__GIVEN PASSAGE__
┏━━
I’m trying to read 104 books* this year. Here are some thoughts about the ones I read over the last two weeks!
—
I started by reading Artificial Condition, by Martha Wells (2018), the second book in the Murderbot Diaries. (I read the first one a few weeks ago). This adventure sees the titular Murderbot exploring a mystery from its past while also trying to keep a group of young researchers from getting themselves killed. As with the first book, the actual plot of the novella, which is sort of standard sci-fi thriller material, is not really the point. The delight in the series so far is in watching Murderbot try to move through the world without appearing too scary or too human. I did particularly like the spaceship AI that Murderbot befriends early in the story. Wells has a gift for writing sentient AI in ways that feels consistent and compelling rather than just rehashes of lazy tropes.
I don’t otherwise have anything too terribly clever to say about Artificial Condition — it’s more Murderbot, and is therefore enjoyable.
—
From that I moved to Why I Write, by George Orwell (published 2007, from essays published in the ’30s and ’40s). This is a small collection of four Orwell essays: Why I Write, The Lion and the Unicorn: Socialism and the English Genius, A Hanging, and Politics and the English Language, of which the titular essay is actually the least interesting.
┗━━
__WRITTEN EXERCISE 1__
In the records, convert the part that opens with the line containing "caption-scroll-area[interactable]: selenagomez ✓" and closes with the line containing "caption-paragraph: It’s about" into a JSON list of strings, one string per line, leaving out blank lines.
The records that follow have no connection to the text above.

__DATA PROVIDED__
┏━━
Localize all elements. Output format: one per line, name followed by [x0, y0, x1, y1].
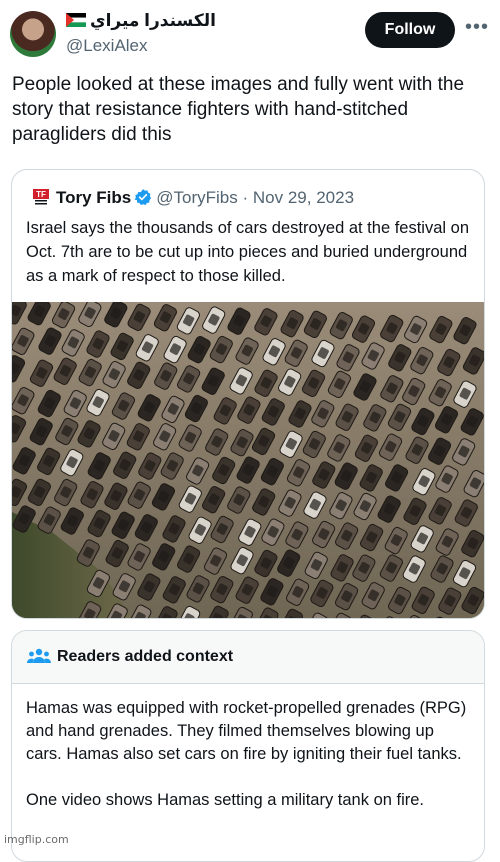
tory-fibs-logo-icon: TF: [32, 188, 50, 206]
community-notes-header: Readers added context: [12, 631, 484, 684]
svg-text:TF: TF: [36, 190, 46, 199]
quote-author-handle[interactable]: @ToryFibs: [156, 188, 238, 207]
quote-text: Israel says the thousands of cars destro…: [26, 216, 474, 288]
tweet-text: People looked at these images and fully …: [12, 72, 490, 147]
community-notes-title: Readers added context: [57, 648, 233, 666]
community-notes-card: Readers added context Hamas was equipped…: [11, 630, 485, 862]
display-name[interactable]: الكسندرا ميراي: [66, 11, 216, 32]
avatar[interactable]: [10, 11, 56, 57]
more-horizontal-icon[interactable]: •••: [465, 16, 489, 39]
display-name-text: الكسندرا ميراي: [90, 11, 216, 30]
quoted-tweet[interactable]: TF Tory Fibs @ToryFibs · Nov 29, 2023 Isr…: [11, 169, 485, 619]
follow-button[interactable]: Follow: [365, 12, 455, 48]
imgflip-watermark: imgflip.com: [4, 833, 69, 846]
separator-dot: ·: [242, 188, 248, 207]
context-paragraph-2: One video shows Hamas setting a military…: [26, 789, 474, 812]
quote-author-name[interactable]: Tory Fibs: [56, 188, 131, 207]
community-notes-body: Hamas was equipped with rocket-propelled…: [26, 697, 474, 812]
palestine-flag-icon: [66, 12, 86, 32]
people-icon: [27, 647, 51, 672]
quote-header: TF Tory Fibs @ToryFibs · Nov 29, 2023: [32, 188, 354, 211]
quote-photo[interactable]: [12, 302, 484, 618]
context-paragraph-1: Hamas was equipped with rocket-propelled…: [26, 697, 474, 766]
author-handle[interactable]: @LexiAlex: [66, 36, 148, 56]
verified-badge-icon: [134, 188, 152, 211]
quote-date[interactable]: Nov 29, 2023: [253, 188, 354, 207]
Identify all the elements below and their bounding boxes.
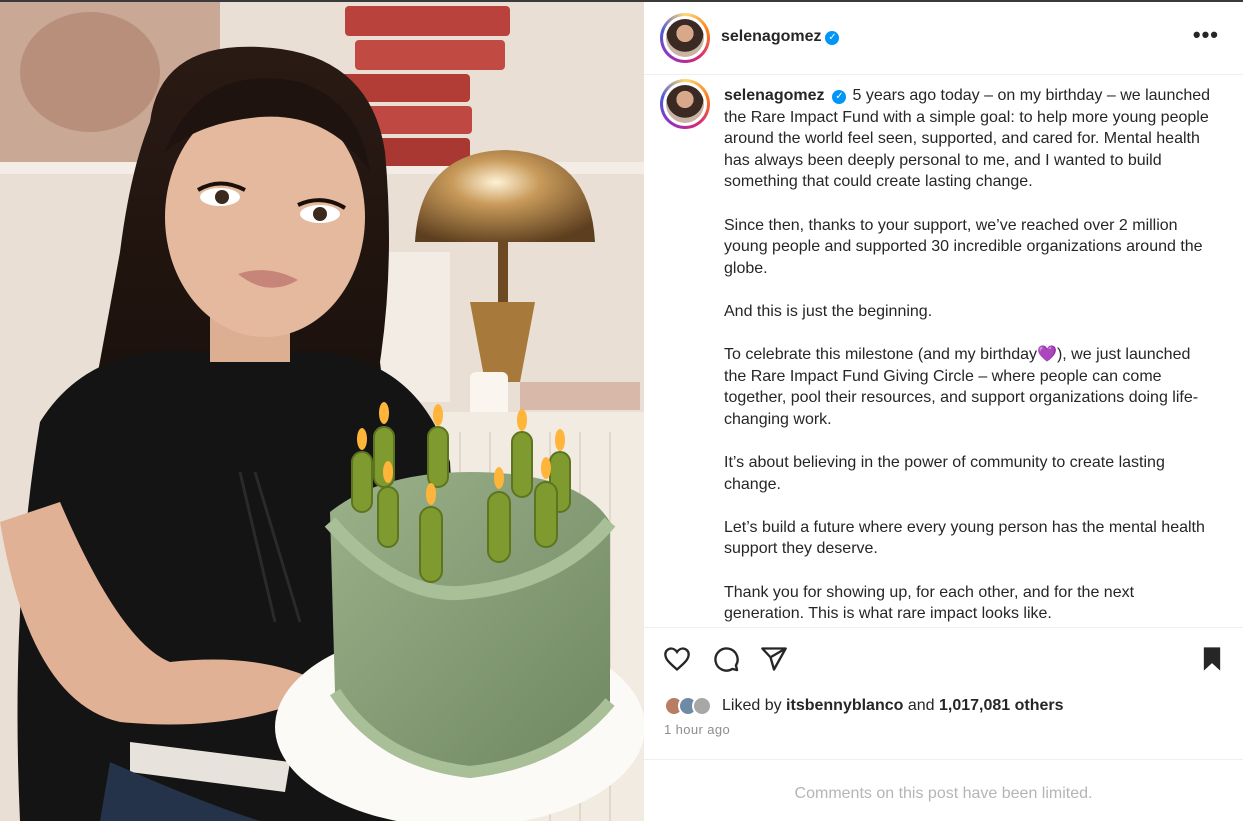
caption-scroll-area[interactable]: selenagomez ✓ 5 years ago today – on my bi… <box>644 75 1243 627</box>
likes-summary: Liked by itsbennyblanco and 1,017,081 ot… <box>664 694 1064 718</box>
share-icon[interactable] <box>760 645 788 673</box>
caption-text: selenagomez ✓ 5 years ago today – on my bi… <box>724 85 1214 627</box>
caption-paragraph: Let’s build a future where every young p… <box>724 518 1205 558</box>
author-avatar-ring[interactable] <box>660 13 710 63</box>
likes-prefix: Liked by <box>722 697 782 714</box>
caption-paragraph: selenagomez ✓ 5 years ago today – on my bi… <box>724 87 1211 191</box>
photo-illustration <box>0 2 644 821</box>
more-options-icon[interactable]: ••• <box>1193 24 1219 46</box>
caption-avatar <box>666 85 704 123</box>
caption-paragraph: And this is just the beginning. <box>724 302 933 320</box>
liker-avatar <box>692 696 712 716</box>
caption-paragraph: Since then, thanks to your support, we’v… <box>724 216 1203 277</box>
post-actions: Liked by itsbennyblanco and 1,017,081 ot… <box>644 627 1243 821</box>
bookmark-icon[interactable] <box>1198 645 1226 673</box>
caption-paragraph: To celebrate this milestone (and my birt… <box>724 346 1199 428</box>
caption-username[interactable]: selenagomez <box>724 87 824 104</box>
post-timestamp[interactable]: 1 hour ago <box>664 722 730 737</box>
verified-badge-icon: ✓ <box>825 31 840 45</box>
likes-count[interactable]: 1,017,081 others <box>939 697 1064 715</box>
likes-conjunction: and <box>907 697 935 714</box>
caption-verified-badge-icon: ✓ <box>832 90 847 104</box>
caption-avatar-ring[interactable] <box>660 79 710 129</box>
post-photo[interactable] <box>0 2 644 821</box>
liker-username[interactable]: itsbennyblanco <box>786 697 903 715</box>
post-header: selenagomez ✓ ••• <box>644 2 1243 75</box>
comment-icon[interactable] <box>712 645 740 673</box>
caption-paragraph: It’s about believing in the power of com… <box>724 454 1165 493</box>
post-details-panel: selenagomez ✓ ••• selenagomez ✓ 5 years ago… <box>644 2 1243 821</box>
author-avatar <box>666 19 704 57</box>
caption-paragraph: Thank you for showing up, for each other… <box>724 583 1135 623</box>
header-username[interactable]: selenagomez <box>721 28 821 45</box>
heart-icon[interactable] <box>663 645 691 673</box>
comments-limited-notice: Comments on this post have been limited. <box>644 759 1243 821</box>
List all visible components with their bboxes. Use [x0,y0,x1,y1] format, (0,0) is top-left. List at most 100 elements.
┗━━
┏━━
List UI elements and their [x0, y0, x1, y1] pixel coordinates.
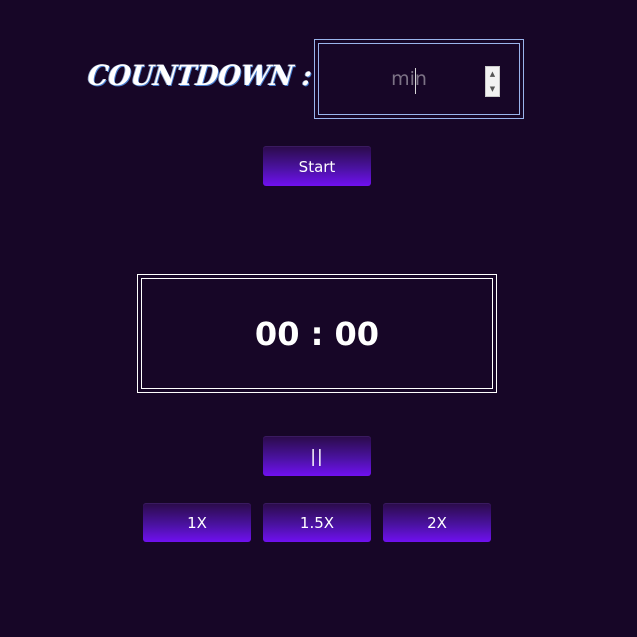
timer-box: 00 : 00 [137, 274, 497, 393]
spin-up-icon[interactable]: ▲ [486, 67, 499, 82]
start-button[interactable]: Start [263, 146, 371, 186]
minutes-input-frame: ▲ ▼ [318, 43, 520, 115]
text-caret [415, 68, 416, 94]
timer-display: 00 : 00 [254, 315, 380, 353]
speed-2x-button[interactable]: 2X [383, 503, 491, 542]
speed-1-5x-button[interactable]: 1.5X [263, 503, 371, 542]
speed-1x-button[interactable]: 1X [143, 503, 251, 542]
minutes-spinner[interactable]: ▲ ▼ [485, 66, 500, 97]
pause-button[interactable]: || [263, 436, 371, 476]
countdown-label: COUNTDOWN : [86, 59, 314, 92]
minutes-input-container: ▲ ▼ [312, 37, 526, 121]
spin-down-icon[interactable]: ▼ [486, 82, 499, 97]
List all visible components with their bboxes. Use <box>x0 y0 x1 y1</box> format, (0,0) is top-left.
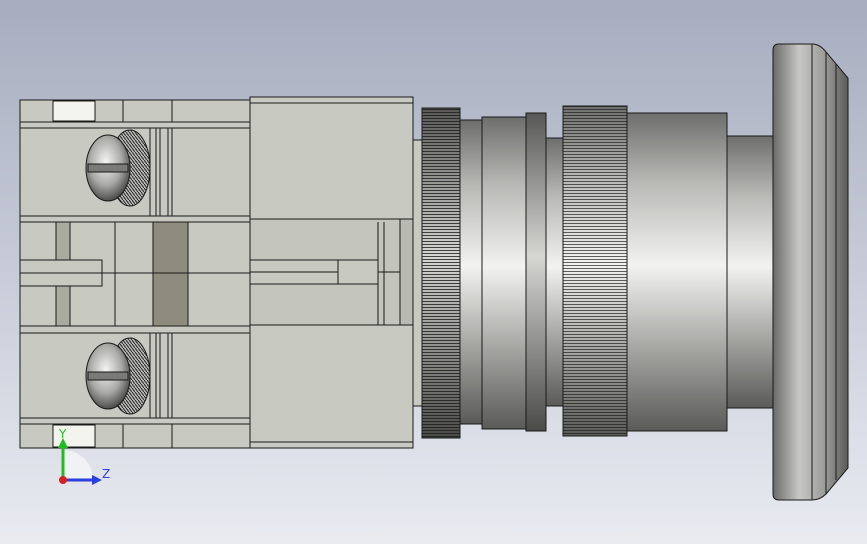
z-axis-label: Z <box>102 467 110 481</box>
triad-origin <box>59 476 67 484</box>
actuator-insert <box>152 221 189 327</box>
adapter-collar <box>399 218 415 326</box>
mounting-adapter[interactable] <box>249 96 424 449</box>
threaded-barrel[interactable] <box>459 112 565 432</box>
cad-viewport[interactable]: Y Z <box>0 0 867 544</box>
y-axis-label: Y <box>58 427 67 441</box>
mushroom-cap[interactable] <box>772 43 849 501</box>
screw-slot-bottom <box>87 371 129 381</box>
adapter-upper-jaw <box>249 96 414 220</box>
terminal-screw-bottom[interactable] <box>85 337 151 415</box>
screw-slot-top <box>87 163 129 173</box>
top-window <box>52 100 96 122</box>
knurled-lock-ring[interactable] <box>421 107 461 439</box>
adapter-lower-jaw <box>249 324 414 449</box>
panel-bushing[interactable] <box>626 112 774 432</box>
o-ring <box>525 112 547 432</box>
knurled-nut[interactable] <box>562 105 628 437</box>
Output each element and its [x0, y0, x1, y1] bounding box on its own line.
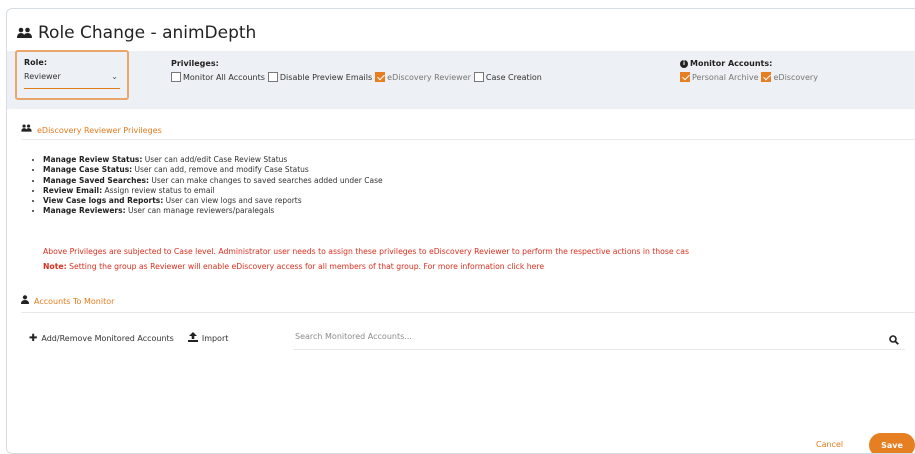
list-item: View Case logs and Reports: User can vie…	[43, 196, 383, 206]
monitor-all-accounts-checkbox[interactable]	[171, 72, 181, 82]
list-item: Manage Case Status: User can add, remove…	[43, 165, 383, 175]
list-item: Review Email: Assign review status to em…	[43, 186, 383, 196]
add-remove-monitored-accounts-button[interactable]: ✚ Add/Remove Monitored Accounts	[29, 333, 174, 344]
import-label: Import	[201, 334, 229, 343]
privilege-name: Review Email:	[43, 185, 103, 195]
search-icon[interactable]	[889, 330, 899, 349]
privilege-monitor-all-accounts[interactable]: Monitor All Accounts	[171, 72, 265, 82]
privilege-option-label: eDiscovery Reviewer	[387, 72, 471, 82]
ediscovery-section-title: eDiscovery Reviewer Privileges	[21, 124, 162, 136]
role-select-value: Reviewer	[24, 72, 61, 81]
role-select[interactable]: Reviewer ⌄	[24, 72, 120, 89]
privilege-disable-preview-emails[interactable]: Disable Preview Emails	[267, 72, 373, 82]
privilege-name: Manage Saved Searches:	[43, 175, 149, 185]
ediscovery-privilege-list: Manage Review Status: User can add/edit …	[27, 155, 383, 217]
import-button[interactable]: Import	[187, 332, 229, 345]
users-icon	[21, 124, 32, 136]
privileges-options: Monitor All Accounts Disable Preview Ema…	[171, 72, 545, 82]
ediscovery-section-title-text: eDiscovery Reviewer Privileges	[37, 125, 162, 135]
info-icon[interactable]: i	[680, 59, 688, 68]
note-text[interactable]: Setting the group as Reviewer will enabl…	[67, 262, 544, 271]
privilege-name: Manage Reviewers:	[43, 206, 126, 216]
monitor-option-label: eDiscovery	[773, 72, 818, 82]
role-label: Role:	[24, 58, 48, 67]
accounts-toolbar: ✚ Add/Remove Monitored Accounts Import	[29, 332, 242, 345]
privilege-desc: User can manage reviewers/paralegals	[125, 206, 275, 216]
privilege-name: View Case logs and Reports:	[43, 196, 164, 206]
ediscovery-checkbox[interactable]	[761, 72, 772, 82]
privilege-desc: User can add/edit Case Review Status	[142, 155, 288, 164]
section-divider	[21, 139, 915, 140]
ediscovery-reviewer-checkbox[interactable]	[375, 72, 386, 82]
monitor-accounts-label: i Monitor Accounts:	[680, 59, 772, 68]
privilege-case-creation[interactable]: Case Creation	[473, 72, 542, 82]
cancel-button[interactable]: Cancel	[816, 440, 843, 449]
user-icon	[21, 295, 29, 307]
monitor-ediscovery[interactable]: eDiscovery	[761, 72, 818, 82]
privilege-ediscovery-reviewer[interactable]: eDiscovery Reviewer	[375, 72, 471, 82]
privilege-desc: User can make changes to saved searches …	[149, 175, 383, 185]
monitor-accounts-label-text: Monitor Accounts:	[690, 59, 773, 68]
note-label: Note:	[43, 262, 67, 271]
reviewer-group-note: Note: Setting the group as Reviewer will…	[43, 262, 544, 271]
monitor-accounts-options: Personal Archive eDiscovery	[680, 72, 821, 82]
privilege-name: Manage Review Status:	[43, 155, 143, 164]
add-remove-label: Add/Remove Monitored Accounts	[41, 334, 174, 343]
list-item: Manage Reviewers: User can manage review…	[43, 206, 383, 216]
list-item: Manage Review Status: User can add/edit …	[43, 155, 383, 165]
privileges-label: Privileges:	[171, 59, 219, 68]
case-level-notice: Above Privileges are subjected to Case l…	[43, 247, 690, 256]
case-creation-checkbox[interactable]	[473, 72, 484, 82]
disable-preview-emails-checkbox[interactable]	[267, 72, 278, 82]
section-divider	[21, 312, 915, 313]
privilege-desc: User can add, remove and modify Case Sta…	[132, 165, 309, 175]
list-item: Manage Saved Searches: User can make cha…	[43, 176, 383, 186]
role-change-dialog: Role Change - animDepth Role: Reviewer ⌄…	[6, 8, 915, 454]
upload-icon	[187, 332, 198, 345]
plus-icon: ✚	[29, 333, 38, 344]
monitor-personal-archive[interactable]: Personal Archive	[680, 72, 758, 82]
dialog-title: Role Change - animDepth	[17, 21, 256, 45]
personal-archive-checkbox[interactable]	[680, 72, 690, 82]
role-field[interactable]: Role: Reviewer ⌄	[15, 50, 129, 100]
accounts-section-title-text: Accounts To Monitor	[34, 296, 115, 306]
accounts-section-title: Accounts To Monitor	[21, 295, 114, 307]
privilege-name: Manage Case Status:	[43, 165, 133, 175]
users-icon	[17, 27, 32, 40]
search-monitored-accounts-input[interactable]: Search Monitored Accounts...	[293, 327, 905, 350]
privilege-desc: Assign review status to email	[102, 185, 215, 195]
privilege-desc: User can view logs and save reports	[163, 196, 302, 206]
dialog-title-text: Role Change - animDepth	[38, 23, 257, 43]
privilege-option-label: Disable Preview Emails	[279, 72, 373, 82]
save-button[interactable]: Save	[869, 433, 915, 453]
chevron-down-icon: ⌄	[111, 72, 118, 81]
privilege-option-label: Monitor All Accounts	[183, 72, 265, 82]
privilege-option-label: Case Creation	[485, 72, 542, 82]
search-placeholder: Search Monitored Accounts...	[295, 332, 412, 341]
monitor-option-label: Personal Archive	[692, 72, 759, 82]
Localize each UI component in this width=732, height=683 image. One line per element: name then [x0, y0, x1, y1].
┗━━
__WRITTEN EXERCISE 2__
List the titles of the essays that the reading-log post says are collected in Why I Write.

__EXPECTED OUTPUT 1__
[
  "caption-scroll-area[interactable]: selenagomez ✓ 5 years ago today – on my bi… <box>644 75 1243 627</box>",
  "likes-summary: Liked by itsbennyblanco and 1,017,081 ot… <box>664 694 1064 718</box>",
  "share-icon[interactable] <box>760 645 788 673</box>",
  "caption-text: selenagomez ✓ 5 years ago today – on my bi… <box>724 85 1214 627</box>",
  "caption-paragraph: Let’s build a future where every young p… <box>724 518 1205 558</box>",
  "author-avatar-ring[interactable] <box>660 13 710 63</box>",
  "likes-prefix: Liked by <box>722 697 782 714</box>",
  "caption-paragraph: selenagomez ✓ 5 years ago today – on my bi… <box>724 87 1211 191</box>",
  "photo-illustration <box>0 2 644 821</box>",
  "more-options-icon[interactable]: ••• <box>1193 24 1219 46</box>",
  "caption-avatar <box>666 85 704 123</box>",
  "caption-paragraph: And this is just the beginning. <box>724 302 933 320</box>",
  "liker-avatar <box>692 696 712 716</box>",
  "caption-paragraph: Since then, thanks to your support, we’v… <box>724 216 1203 277</box>",
  "post-actions: Liked by itsbennyblanco and 1,017,081 ot… <box>644 627 1243 821</box>",
  "bookmark-icon[interactable] <box>1198 645 1226 673</box>",
  "caption-paragraph: To celebrate this milestone (and my birt… <box>724 346 1199 428</box>",
  "caption-username[interactable]: selenagomez <box>724 87 824 104</box>",
  "post-timestamp[interactable]: 1 hour ago <box>664 722 730 737</box>",
  "verified-badge-icon: ✓ <box>825 31 840 45</box>",
  "likes-count[interactable]: 1,017,081 others <box>939 697 1064 715</box>",
  "likes-conjunction: and <box>907 697 935 714</box>",
  "caption-verified-badge-icon: ✓ <box>832 90 847 104</box>",
  "caption-avatar-ring[interactable] <box>660 79 710 129</box>",
  "post-photo[interactable] <box>0 2 644 821</box>",
  "liker-username[interactable]: itsbennyblanco <box>786 697 903 715</box>",
  "post-header: selenagomez ✓ ••• <box>644 2 1243 75</box>",
  "comment-icon[interactable] <box>712 645 740 673</box>",
  "caption-paragraph: It’s about believing in the power of com… <box>724 454 1165 493</box>"
]

__EXPECTED OUTPUT 2__
- Why I Write
- The Lion and the Unicorn: Socialism and the English Genius
- A Hanging
- Politics and the English Language